LISTING:
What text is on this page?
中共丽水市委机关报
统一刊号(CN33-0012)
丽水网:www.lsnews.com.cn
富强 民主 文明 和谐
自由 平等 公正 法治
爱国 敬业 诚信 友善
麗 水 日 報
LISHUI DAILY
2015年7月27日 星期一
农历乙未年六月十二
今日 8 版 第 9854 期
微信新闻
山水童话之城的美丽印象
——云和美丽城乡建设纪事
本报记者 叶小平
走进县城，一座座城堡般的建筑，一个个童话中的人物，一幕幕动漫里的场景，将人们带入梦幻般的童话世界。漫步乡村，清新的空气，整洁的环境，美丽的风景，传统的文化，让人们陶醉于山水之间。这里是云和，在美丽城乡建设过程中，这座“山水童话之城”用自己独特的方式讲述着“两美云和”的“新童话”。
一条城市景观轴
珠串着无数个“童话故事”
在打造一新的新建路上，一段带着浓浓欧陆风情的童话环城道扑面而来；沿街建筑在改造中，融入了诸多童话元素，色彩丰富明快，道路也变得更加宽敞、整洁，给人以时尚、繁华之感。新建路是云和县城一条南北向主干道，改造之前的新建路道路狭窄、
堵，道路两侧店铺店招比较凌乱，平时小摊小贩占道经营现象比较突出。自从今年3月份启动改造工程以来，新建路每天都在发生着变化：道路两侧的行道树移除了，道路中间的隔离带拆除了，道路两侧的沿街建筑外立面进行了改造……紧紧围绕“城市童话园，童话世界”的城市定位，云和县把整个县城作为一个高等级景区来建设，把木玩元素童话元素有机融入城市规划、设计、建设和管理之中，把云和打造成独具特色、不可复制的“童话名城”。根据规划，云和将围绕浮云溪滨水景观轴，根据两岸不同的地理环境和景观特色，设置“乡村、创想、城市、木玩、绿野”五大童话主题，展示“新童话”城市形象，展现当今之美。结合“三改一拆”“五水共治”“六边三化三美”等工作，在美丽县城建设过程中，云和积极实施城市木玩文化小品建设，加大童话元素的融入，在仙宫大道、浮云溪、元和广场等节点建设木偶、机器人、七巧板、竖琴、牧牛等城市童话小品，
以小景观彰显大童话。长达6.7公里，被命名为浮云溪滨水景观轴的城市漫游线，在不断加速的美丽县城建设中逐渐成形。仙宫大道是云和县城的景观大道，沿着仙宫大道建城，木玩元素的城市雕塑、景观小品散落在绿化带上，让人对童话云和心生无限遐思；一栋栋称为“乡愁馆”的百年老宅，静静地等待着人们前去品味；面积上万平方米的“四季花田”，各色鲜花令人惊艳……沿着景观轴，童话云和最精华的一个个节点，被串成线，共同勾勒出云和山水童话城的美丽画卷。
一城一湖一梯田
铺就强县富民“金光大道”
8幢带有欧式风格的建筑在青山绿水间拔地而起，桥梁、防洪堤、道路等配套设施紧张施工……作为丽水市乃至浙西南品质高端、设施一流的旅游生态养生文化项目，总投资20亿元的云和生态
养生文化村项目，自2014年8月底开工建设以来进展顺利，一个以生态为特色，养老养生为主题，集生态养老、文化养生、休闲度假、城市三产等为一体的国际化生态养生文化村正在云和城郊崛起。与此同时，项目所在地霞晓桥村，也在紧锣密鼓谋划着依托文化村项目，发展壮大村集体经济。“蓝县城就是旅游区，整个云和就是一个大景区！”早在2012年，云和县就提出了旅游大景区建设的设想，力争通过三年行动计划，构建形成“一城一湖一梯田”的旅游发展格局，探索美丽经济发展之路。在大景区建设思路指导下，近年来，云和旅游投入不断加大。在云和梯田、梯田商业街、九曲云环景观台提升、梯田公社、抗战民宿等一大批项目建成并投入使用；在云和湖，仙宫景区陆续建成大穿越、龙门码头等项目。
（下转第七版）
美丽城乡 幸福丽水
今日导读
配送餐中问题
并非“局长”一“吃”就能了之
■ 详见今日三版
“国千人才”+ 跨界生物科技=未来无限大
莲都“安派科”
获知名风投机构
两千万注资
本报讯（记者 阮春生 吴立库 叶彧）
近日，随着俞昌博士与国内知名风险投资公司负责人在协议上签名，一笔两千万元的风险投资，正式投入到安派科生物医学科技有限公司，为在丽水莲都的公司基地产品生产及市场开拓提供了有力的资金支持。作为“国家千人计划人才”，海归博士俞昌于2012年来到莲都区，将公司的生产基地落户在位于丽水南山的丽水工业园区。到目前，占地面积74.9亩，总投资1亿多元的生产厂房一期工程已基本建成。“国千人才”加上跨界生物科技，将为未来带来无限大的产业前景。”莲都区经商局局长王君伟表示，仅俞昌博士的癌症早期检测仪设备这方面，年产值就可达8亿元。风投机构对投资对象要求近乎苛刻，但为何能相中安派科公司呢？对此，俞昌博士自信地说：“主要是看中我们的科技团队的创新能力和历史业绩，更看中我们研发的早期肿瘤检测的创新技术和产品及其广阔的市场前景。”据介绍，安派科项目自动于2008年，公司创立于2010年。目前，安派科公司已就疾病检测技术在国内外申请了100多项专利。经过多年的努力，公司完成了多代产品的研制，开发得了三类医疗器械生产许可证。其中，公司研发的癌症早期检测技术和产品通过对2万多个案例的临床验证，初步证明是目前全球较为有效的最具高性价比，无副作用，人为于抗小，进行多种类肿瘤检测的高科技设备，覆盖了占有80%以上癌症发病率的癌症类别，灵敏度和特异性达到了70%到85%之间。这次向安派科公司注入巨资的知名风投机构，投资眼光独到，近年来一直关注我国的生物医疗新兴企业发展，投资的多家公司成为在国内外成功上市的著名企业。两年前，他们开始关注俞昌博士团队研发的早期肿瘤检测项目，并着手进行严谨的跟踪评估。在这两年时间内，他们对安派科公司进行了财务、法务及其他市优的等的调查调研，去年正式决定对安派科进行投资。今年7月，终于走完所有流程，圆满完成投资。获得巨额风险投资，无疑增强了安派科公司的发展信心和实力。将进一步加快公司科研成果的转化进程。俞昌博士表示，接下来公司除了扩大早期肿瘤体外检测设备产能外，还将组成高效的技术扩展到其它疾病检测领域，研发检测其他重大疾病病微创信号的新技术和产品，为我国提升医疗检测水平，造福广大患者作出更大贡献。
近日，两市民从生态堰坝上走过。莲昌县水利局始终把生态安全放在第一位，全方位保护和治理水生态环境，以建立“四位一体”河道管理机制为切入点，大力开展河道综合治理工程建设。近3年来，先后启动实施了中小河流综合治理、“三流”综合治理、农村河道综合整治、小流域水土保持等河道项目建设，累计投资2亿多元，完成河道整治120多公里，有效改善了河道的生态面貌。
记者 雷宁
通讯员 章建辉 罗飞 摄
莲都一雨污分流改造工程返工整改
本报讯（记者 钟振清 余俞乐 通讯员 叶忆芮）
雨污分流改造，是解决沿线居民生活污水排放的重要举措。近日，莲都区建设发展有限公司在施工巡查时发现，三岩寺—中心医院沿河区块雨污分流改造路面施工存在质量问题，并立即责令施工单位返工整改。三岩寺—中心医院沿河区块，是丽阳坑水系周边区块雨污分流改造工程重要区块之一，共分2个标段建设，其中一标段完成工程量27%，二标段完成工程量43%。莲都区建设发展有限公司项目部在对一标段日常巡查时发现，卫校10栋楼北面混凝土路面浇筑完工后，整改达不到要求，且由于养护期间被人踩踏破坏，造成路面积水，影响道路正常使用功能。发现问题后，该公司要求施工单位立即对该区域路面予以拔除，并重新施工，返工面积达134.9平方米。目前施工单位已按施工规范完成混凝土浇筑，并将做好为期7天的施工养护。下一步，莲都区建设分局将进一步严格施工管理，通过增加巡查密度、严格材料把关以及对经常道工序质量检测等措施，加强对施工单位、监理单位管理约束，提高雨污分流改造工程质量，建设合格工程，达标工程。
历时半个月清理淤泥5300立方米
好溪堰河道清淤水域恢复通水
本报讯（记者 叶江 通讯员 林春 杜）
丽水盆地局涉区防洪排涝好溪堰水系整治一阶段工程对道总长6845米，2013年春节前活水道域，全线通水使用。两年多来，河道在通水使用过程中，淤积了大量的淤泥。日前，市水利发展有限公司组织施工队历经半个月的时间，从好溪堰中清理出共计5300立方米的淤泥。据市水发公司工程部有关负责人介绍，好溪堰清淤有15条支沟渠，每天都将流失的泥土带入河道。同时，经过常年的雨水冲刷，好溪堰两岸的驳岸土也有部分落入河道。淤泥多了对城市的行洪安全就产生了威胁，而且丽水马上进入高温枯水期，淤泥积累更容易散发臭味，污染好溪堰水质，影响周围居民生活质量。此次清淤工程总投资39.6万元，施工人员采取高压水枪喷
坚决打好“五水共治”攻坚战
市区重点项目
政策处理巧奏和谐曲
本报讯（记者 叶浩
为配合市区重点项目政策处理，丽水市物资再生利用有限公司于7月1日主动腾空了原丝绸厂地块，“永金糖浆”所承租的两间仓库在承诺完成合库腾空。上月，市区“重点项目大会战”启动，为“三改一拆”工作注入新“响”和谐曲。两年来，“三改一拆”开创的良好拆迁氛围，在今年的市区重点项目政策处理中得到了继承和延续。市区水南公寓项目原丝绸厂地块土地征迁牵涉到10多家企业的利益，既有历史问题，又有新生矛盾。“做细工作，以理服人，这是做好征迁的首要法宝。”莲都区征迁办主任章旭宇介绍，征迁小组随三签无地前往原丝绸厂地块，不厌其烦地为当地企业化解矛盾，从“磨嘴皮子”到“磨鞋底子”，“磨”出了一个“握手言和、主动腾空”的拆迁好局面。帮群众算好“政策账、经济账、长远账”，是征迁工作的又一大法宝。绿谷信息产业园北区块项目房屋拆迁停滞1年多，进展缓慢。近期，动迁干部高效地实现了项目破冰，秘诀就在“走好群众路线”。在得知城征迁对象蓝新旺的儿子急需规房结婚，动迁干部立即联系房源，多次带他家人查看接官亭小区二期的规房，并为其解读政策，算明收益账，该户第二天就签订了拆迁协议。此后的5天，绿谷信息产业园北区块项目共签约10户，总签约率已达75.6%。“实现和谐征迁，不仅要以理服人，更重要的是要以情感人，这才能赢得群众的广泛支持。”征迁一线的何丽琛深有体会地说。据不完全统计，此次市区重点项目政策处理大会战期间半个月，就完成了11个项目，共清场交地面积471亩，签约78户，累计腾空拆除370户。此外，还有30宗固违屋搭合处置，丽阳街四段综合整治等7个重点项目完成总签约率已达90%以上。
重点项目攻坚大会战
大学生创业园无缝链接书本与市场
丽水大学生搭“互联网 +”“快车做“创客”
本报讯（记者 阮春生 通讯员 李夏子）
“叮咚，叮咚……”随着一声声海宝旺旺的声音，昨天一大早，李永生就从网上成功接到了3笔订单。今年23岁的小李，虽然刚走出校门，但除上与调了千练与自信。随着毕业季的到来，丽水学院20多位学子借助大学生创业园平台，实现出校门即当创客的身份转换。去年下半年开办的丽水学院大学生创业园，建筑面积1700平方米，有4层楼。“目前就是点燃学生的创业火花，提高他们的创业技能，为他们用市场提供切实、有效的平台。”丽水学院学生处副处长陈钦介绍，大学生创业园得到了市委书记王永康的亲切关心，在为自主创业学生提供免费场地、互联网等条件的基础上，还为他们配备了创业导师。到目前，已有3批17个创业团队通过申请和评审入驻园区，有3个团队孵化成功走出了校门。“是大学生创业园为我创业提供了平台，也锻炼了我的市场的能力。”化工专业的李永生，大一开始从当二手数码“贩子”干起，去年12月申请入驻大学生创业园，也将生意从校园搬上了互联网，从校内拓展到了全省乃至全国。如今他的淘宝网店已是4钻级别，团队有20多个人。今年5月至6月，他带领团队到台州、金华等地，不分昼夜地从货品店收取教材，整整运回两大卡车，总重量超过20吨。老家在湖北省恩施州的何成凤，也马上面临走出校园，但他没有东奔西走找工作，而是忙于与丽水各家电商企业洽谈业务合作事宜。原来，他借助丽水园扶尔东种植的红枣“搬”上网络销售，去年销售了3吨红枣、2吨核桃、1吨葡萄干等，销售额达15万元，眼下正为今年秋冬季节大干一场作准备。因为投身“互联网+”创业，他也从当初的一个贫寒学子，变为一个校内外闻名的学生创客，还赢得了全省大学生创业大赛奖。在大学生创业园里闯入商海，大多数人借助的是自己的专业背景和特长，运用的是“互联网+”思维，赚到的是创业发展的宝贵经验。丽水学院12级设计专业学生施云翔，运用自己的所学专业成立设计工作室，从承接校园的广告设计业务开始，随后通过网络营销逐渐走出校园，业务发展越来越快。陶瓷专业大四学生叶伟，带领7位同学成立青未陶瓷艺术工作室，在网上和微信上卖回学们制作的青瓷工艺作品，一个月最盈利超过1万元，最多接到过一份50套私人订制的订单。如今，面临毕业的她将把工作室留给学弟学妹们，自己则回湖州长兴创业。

WORK TO DO:
From the entries above, copy every line where the word "一城一湖一梯田" shows up.

SOLVED PROBLEM:
一城一湖一梯田
养生文化村项目，自2014年8月底开工建设以来进展顺利，一个以生态为特色，养老养生为主题，集生态养老、文化养生、休闲度假、城市三产等为一体的国际化生态养生文化村正在云和城郊崛起。与此同时，项目所在地霞晓桥村，也在紧锣密鼓谋划着依托文化村项目，发展壮大村集体经济。“蓝县城就是旅游区，整个云和就是一个大景区！”早在2012年，云和县就提出了旅游大景区建设的设想，力争通过三年行动计划，构建形成“一城一湖一梯田”的旅游发展格局，探索美丽经济发展之路。在大景区建设思路指导下，近年来，云和旅游投入不断加大。在云和梯田、梯田商业街、九曲云环景观台提升、梯田公社、抗战民宿等一大批项目建成并投入使用；在云和湖，仙宫景区陆续建成大穿越、龙门码头等项目。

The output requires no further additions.